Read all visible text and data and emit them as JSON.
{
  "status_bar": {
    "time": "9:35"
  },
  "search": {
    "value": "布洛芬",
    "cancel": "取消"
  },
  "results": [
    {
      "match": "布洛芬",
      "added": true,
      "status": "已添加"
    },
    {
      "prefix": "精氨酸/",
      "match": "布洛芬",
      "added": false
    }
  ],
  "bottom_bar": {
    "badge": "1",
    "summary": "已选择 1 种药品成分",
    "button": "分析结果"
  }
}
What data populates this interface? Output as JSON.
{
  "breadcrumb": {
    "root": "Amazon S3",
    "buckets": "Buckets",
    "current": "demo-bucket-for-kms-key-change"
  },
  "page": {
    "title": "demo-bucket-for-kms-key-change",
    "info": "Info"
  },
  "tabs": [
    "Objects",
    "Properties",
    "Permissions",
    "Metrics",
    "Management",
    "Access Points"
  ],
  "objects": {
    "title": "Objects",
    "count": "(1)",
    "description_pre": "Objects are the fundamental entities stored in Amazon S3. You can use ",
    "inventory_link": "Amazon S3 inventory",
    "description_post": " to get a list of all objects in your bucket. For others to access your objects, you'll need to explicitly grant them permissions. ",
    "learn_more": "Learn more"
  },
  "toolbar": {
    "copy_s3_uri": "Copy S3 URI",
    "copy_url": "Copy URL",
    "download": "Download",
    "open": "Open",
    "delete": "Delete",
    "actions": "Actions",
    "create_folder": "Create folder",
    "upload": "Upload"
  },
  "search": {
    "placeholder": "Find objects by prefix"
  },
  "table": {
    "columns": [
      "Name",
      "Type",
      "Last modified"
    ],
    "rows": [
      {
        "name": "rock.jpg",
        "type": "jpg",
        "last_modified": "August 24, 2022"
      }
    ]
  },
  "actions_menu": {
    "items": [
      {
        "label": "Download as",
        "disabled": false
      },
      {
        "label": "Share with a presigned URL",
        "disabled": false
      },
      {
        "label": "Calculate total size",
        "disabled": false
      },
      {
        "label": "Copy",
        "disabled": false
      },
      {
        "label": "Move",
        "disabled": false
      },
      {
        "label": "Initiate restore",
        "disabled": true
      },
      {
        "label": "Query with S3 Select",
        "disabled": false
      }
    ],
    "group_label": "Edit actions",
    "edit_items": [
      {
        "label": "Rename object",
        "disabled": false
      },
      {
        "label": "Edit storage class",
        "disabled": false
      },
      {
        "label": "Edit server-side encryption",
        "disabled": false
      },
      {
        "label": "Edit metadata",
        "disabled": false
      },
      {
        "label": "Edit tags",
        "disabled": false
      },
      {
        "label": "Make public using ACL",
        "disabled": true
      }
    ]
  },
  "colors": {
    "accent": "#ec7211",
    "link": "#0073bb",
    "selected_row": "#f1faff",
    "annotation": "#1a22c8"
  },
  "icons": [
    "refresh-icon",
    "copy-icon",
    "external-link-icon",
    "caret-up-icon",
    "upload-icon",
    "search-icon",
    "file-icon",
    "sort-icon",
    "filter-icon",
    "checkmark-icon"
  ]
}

• [DIRECTION]: Every record above needs to be repeated word for word.

• [PROBLEM SOLUTION]:
Read all visible text and data and emit them as JSON.
{
  "status_bar": {
    "time": "9:35"
  },
  "search": {
    "value": "布洛芬",
    "cancel": "取消"
  },
  "results": [
    {
      "match": "布洛芬",
      "added": true,
      "status": "已添加"
    },
    {
      "prefix": "精氨酸/",
      "match": "布洛芬",
      "added": false
    }
  ],
  "bottom_bar": {
    "badge": "1",
    "summary": "已选择 1 种药品成分",
    "button": "分析结果"
  }
}
What data populates this interface? Output as JSON.
{
  "breadcrumb": {
    "root": "Amazon S3",
    "buckets": "Buckets",
    "current": "demo-bucket-for-kms-key-change"
  },
  "page": {
    "title": "demo-bucket-for-kms-key-change",
    "info": "Info"
  },
  "tabs": [
    "Objects",
    "Properties",
    "Permissions",
    "Metrics",
    "Management",
    "Access Points"
  ],
  "objects": {
    "title": "Objects",
    "count": "(1)",
    "description_pre": "Objects are the fundamental entities stored in Amazon S3. You can use ",
    "inventory_link": "Amazon S3 inventory",
    "description_post": " to get a list of all objects in your bucket. For others to access your objects, you'll need to explicitly grant them permissions. ",
    "learn_more": "Learn more"
  },
  "toolbar": {
    "copy_s3_uri": "Copy S3 URI",
    "copy_url": "Copy URL",
    "download": "Download",
    "open": "Open",
    "delete": "Delete",
    "actions": "Actions",
    "create_folder": "Create folder",
    "upload": "Upload"
  },
  "search": {
    "placeholder": "Find objects by prefix"
  },
  "table": {
    "columns": [
      "Name",
      "Type",
      "Last modified"
    ],
    "rows": [
      {
        "name": "rock.jpg",
        "type": "jpg",
        "last_modified": "August 24, 2022"
      }
    ]
  },
  "actions_menu": {
    "items": [
      {
        "label": "Download as",
        "disabled": false
      },
      {
        "label": "Share with a presigned URL",
        "disabled": false
      },
      {
        "label": "Calculate total size",
        "disabled": false
      },
      {
        "label": "Copy",
        "disabled": false
      },
      {
        "label": "Move",
        "disabled": false
      },
      {
        "label": "Initiate restore",
        "disabled": true
      },
      {
        "label": "Query with S3 Select",
        "disabled": false
      }
    ],
    "group_label": "Edit actions",
    "edit_items": [
      {
        "label": "Rename object",
        "disabled": false
      },
      {
        "label": "Edit storage class",
        "disabled": false
      },
      {
        "label": "Edit server-side encryption",
        "disabled": false
      },
      {
        "label": "Edit metadata",
        "disabled": false
      },
      {
        "label": "Edit tags",
        "disabled": false
      },
      {
        "label": "Make public using ACL",
        "disabled": true
      }
    ]
  },
  "colors": {
    "accent": "#ec7211",
    "link": "#0073bb",
    "selected_row": "#f1faff",
    "annotation": "#1a22c8"
  },
  "icons": [
    "refresh-icon",
    "copy-icon",
    "external-link-icon",
    "caret-up-icon",
    "upload-icon",
    "search-icon",
    "file-icon",
    "sort-icon",
    "filter-icon",
    "checkmark-icon"
  ]
}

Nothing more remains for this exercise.